◆ GIVEN REQUEST ◆
Produce a word-for-word copy of the listing below without its pictures.

+++

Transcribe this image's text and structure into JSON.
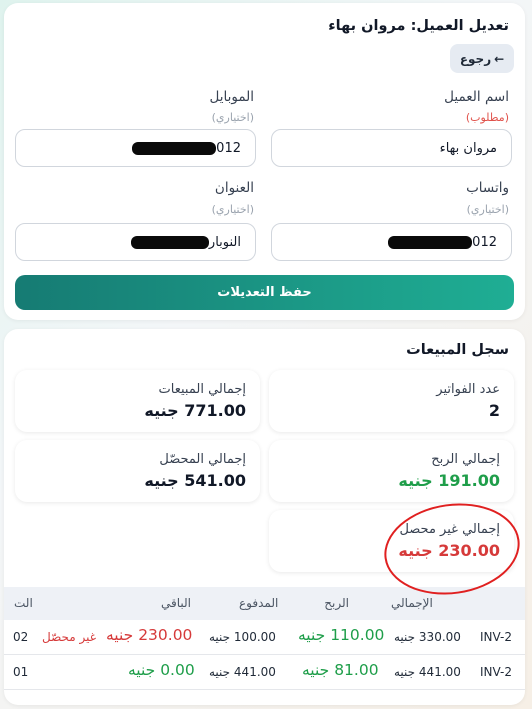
{
  "edit": {
    "title": "تعديل العميل: مروان بهاء",
    "back_label": "رجوع",
    "back_arrow": "←",
    "name_label": "اسم العميل",
    "name_hint": "(مطلوب)",
    "name_value": "مروان بهاء",
    "mobile_label": "الموبايل",
    "mobile_hint": "(اختياري)",
    "mobile_value": "012",
    "whatsapp_label": "واتساب",
    "whatsapp_hint": "(اختياري)",
    "whatsapp_value": "012",
    "address_label": "العنوان",
    "address_hint": "(اختياري)",
    "address_value": "النوبار",
    "save_label": "حفظ التعديلات"
  },
  "sales": {
    "title": "سجل المبيعات",
    "stats": {
      "invoices_label": "عدد الفواتير",
      "invoices_value": "2",
      "total_sales_label": "إجمالي المبيعات",
      "total_sales_value": "771.00 جنيه",
      "profit_label": "إجمالي الربح",
      "profit_value": "191.00 جنيه",
      "collected_label": "إجمالي المحصّل",
      "collected_value": "541.00 جنيه",
      "uncollected_label": "إجمالي غير محصل",
      "uncollected_value": "230.00 جنيه"
    },
    "columns": [
      "الإجمالي",
      "الربح",
      "المدفوع",
      "الباقي",
      "الت"
    ],
    "rows": [
      {
        "invoice": "INV-2",
        "total": "330.00 جنيه",
        "profit": "110.00 جنيه",
        "paid": "100.00 جنيه",
        "remaining": "230.00 جنيه",
        "status": "غير محصّل",
        "date": "02"
      },
      {
        "invoice": "INV-2",
        "total": "441.00 جنيه",
        "profit": "81.00 جنيه",
        "paid": "441.00 جنيه",
        "remaining": "0.00 جنيه",
        "status": "",
        "date": "01"
      }
    ]
  },
  "colors": {
    "accent_start": "#167b73",
    "accent_end": "#1fae94",
    "green": "#1f9e4a",
    "red": "#d63a3a"
  }
}
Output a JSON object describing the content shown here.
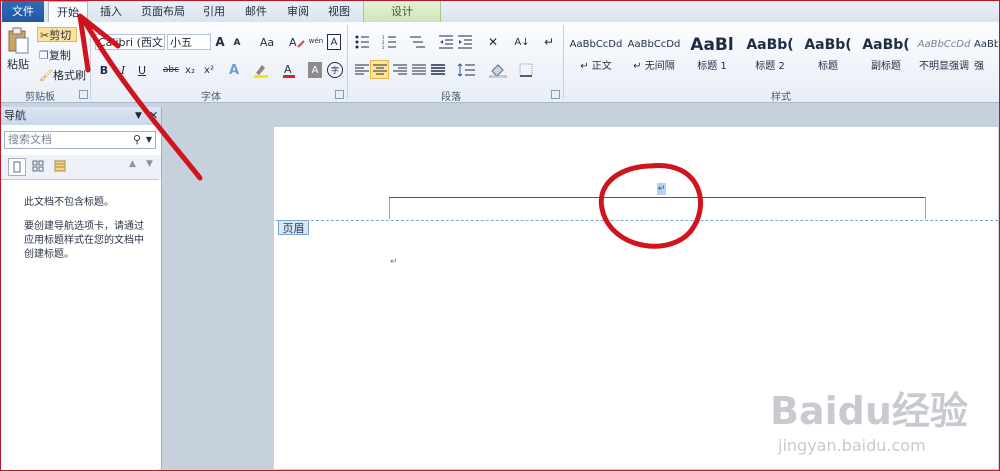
{
  "tabs": {
    "file": "文件",
    "home": "开始",
    "insert": "插入",
    "page_layout": "页面布局",
    "references": "引用",
    "mailings": "邮件",
    "review": "审阅",
    "view": "视图",
    "design": "设计"
  },
  "clipboard": {
    "paste": "粘贴",
    "cut": "剪切",
    "copy": "复制",
    "format_painter": "格式刷",
    "group": "剪贴板"
  },
  "font": {
    "name": "Calibri (西文正文)",
    "size": "小五",
    "bold": "B",
    "italic": "I",
    "underline": "U",
    "strike": "abc",
    "subscript": "x₂",
    "superscript": "x²",
    "grow": "A",
    "shrink": "A",
    "change_case": "Aa",
    "group": "字体"
  },
  "paragraph": {
    "group": "段落"
  },
  "styles": {
    "group": "样式",
    "items": [
      {
        "sample": "AaBbCcDd",
        "name": "↵ 正文"
      },
      {
        "sample": "AaBbCcDd",
        "name": "↵ 无间隔"
      },
      {
        "sample": "AaBl",
        "name": "标题 1"
      },
      {
        "sample": "AaBb(",
        "name": "标题 2"
      },
      {
        "sample": "AaBb(",
        "name": "标题"
      },
      {
        "sample": "AaBb(",
        "name": "副标题"
      },
      {
        "sample": "AaBbCcDd",
        "name": "不明显强调"
      },
      {
        "sample": "AaBb",
        "name": "强"
      }
    ]
  },
  "nav": {
    "title": "导航",
    "search_placeholder": "搜索文档",
    "no_headings": "此文档不包含标题。",
    "hint": "要创建导航选项卡，请通过应用标题样式在您的文档中创建标题。"
  },
  "document": {
    "header_label": "页眉",
    "para_mark": "↵"
  },
  "watermark": {
    "logo": "Baidu经验",
    "url": "jingyan.baidu.com"
  },
  "colors": {
    "file_tab": "#2a64b0",
    "annotation": "#d0141e",
    "header_dash": "#7aa6d6"
  }
}
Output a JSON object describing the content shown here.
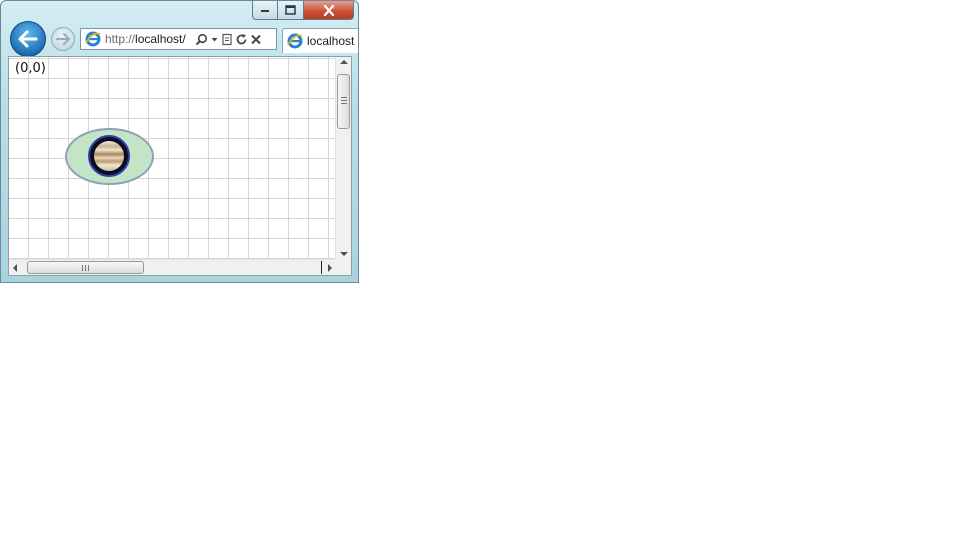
{
  "browser": {
    "address_bar": {
      "url_scheme": "http://",
      "url_host": "localhost/"
    },
    "tab": {
      "label": "localhost"
    },
    "icons": {
      "back": "back-arrow-icon",
      "forward": "forward-arrow-icon",
      "site": "internet-explorer-icon",
      "search": "search-icon",
      "dropdown": "dropdown-arrow-icon",
      "compat": "compatibility-view-icon",
      "refresh": "refresh-icon",
      "stop": "stop-icon",
      "minimize": "minimize-icon",
      "maximize": "maximize-icon",
      "close": "close-icon"
    }
  },
  "page": {
    "origin_label": "(0,0)"
  },
  "colors": {
    "orbit_fill": "#c3e4c6",
    "orbit_stroke": "#8ea1b6",
    "planet_ring": "#2f3fa8",
    "grid_line": "#d6d6d6",
    "close_button": "#c74f35",
    "back_button": "#1f6fb5"
  }
}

+++

◆ RESULT FOR THIS TASK ◆
Transcribe this image's text and structure into JSON.
{
  "edit": {
    "title": "تعديل العميل: مروان بهاء",
    "back_label": "رجوع",
    "back_arrow": "←",
    "name_label": "اسم العميل",
    "name_hint": "(مطلوب)",
    "name_value": "مروان بهاء",
    "mobile_label": "الموبايل",
    "mobile_hint": "(اختياري)",
    "mobile_value": "012",
    "whatsapp_label": "واتساب",
    "whatsapp_hint": "(اختياري)",
    "whatsapp_value": "012",
    "address_label": "العنوان",
    "address_hint": "(اختياري)",
    "address_value": "النوبار",
    "save_label": "حفظ التعديلات"
  },
  "sales": {
    "title": "سجل المبيعات",
    "stats": {
      "invoices_label": "عدد الفواتير",
      "invoices_value": "2",
      "total_sales_label": "إجمالي المبيعات",
      "total_sales_value": "771.00 جنيه",
      "profit_label": "إجمالي الربح",
      "profit_value": "191.00 جنيه",
      "collected_label": "إجمالي المحصّل",
      "collected_value": "541.00 جنيه",
      "uncollected_label": "إجمالي غير محصل",
      "uncollected_value": "230.00 جنيه"
    },
    "columns": [
      "الإجمالي",
      "الربح",
      "المدفوع",
      "الباقي",
      "الت"
    ],
    "rows": [
      {
        "invoice": "INV-2",
        "total": "330.00 جنيه",
        "profit": "110.00 جنيه",
        "paid": "100.00 جنيه",
        "remaining": "230.00 جنيه",
        "status": "غير محصّل",
        "date": "02"
      },
      {
        "invoice": "INV-2",
        "total": "441.00 جنيه",
        "profit": "81.00 جنيه",
        "paid": "441.00 جنيه",
        "remaining": "0.00 جنيه",
        "status": "",
        "date": "01"
      }
    ]
  },
  "colors": {
    "accent_start": "#167b73",
    "accent_end": "#1fae94",
    "green": "#1f9e4a",
    "red": "#d63a3a"
  }
}
Output a JSON object describing the content shown here.
{
  "tabs": {
    "file": "文件",
    "home": "开始",
    "insert": "插入",
    "page_layout": "页面布局",
    "references": "引用",
    "mailings": "邮件",
    "review": "审阅",
    "view": "视图",
    "design": "设计"
  },
  "clipboard": {
    "paste": "粘贴",
    "cut": "剪切",
    "copy": "复制",
    "format_painter": "格式刷",
    "group": "剪贴板"
  },
  "font": {
    "name": "Calibri (西文正文)",
    "size": "小五",
    "bold": "B",
    "italic": "I",
    "underline": "U",
    "strike": "abc",
    "subscript": "x₂",
    "superscript": "x²",
    "grow": "A",
    "shrink": "A",
    "change_case": "Aa",
    "group": "字体"
  },
  "paragraph": {
    "group": "段落"
  },
  "styles": {
    "group": "样式",
    "items": [
      {
        "sample": "AaBbCcDd",
        "name": "↵ 正文"
      },
      {
        "sample": "AaBbCcDd",
        "name": "↵ 无间隔"
      },
      {
        "sample": "AaBl",
        "name": "标题 1"
      },
      {
        "sample": "AaBb(",
        "name": "标题 2"
      },
      {
        "sample": "AaBb(",
        "name": "标题"
      },
      {
        "sample": "AaBb(",
        "name": "副标题"
      },
      {
        "sample": "AaBbCcDd",
        "name": "不明显强调"
      },
      {
        "sample": "AaBb",
        "name": "强"
      }
    ]
  },
  "nav": {
    "title": "导航",
    "search_placeholder": "搜索文档",
    "no_headings": "此文档不包含标题。",
    "hint": "要创建导航选项卡，请通过应用标题样式在您的文档中创建标题。"
  },
  "document": {
    "header_label": "页眉",
    "para_mark": "↵"
  },
  "watermark": {
    "logo": "Baidu经验",
    "url": "jingyan.baidu.com"
  },
  "colors": {
    "file_tab": "#2a64b0",
    "annotation": "#d0141e",
    "header_dash": "#7aa6d6"
  }
}
Output a JSON object describing the content shown here.
{
  "browser": {
    "address_bar": {
      "url_scheme": "http://",
      "url_host": "localhost/"
    },
    "tab": {
      "label": "localhost"
    },
    "icons": {
      "back": "back-arrow-icon",
      "forward": "forward-arrow-icon",
      "site": "internet-explorer-icon",
      "search": "search-icon",
      "dropdown": "dropdown-arrow-icon",
      "compat": "compatibility-view-icon",
      "refresh": "refresh-icon",
      "stop": "stop-icon",
      "minimize": "minimize-icon",
      "maximize": "maximize-icon",
      "close": "close-icon"
    }
  },
  "page": {
    "origin_label": "(0,0)"
  },
  "colors": {
    "orbit_fill": "#c3e4c6",
    "orbit_stroke": "#8ea1b6",
    "planet_ring": "#2f3fa8",
    "grid_line": "#d6d6d6",
    "close_button": "#c74f35",
    "back_button": "#1f6fb5"
  }
}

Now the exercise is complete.